→ Information shown:
:::
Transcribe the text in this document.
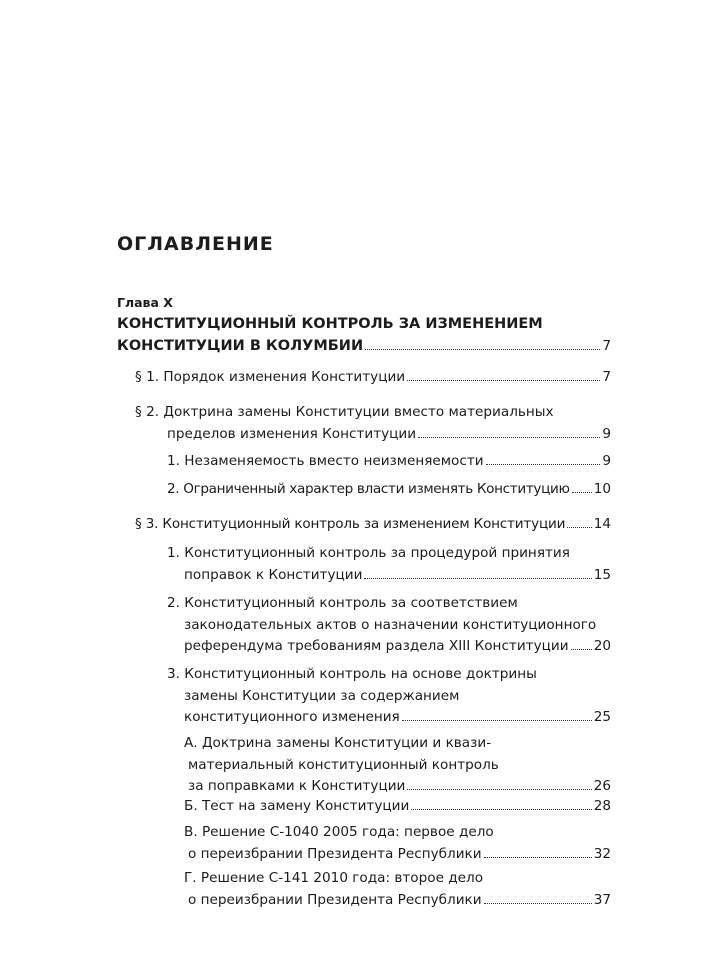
ОГЛАВЛЕНИЕ
Глава X
КОНСТИТУЦИОННЫЙ КОНТРОЛЬ ЗА ИЗМЕНЕНИЕМ
КОНСТИТУЦИИ В КОЛУМБИИ	7
§ 1. Порядок изменения Конституции	7
§ 2. Доктрина замены Конституции вместо материальных
пределов изменения Конституции	9
1. Незаменяемость вместо неизменяемости	9
2. Ограниченный характер власти изменять Конституцию 10
§ 3. Конституционный контроль за изменением Конституции 14
1. Конституционный контроль за процедурой принятия
поправок к Конституции	15
2. Конституционный контроль за соответствием
законодательных актов о назначении конституционного
референдума требованиям раздела XIII Конституции 20
3. Конституционный контроль на основе доктрины
замены Конституции за содержанием
конституционного изменения	25
А. Доктрина замены Конституции и квази-
материальный конституционный контроль
за поправками к Конституции	26
Б. Тест на замену Конституции	28
В. Решение С-1040 2005 года: первое дело
о переизбрании Президента Республики	32
Г. Решение С-141 2010 года: второе дело
о переизбрании Президента Республики	37
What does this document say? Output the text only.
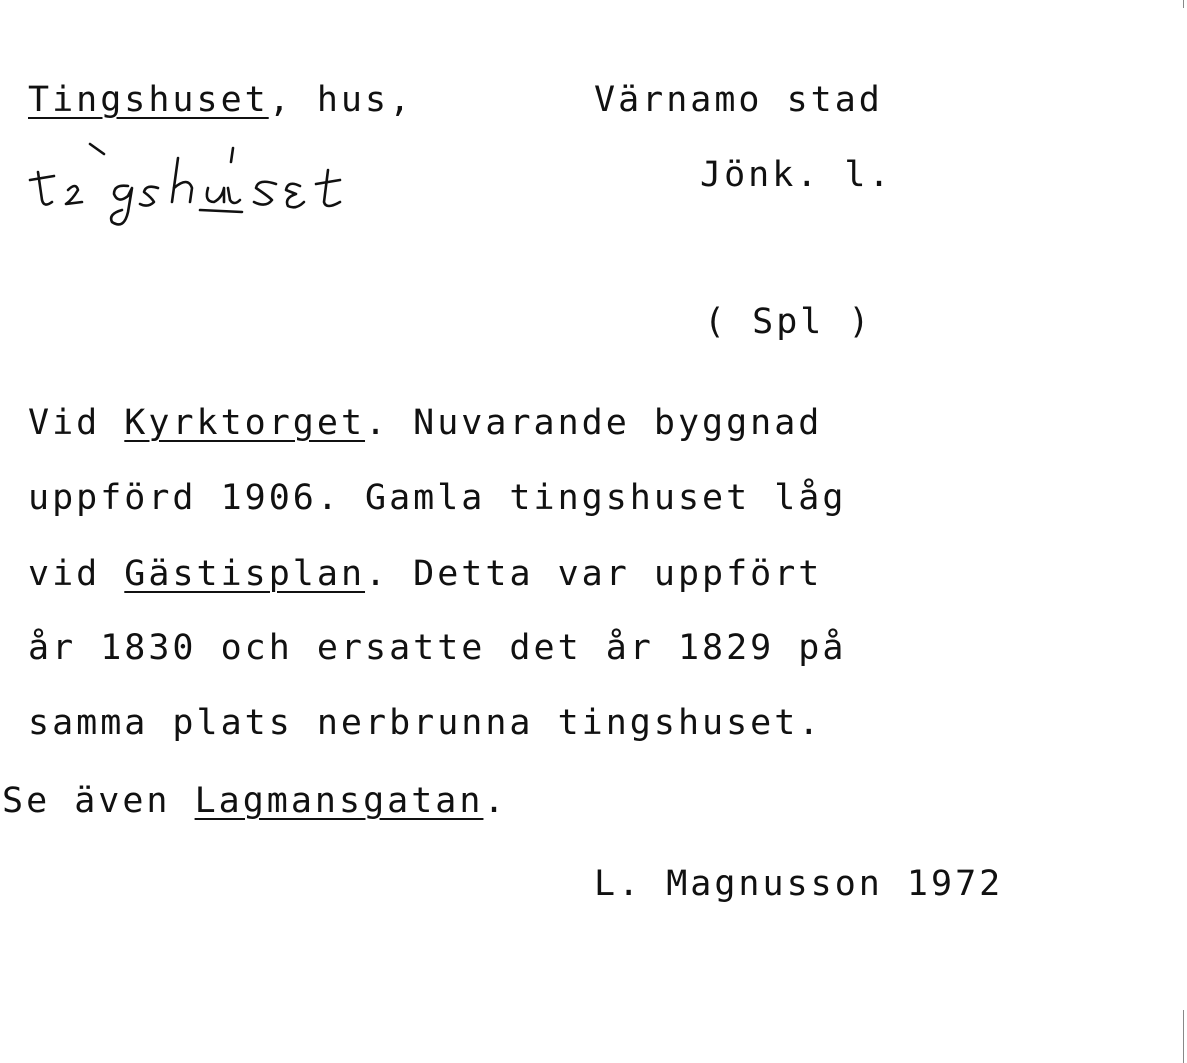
Tingshuset, hus,	Värnamo stad
Jönk. l.
( Spl )
Vid Kyrktorget. Nuvarande byggnad
uppförd 1906. Gamla tingshuset låg
vid Gästisplan. Detta var uppfört
år 1830 och ersatte det år 1829 på
samma plats nerbrunna tingshuset.
Se även Lagmansgatan.
L. Magnusson 1972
:::
→ Given request:
Leave the pictures out, and print every line of the listing exactly as written.

→ Worked solution:
Transcribe the text in this document.
ОГЛАВЛЕНИЕ
Глава X
КОНСТИТУЦИОННЫЙ КОНТРОЛЬ ЗА ИЗМЕНЕНИЕМ
КОНСТИТУЦИИ В КОЛУМБИИ	7
§ 1. Порядок изменения Конституции	7
§ 2. Доктрина замены Конституции вместо материальных
пределов изменения Конституции	9
1. Незаменяемость вместо неизменяемости	9
2. Ограниченный характер власти изменять Конституцию 10
§ 3. Конституционный контроль за изменением Конституции 14
1. Конституционный контроль за процедурой принятия
поправок к Конституции	15
2. Конституционный контроль за соответствием
законодательных актов о назначении конституционного
референдума требованиям раздела XIII Конституции 20
3. Конституционный контроль на основе доктрины
замены Конституции за содержанием
конституционного изменения	25
А. Доктрина замены Конституции и квази-
материальный конституционный контроль
за поправками к Конституции	26
Б. Тест на замену Конституции	28
В. Решение С-1040 2005 года: первое дело
о переизбрании Президента Республики	32
Г. Решение С-141 2010 года: второе дело
о переизбрании Президента Республики	37
What does this document say? Output the text only.
Tingshuset, hus,	Värnamo stad
Jönk. l.
( Spl )
Vid Kyrktorget. Nuvarande byggnad
uppförd 1906. Gamla tingshuset låg
vid Gästisplan. Detta var uppfört
år 1830 och ersatte det år 1829 på
samma plats nerbrunna tingshuset.
Se även Lagmansgatan.
L. Magnusson 1972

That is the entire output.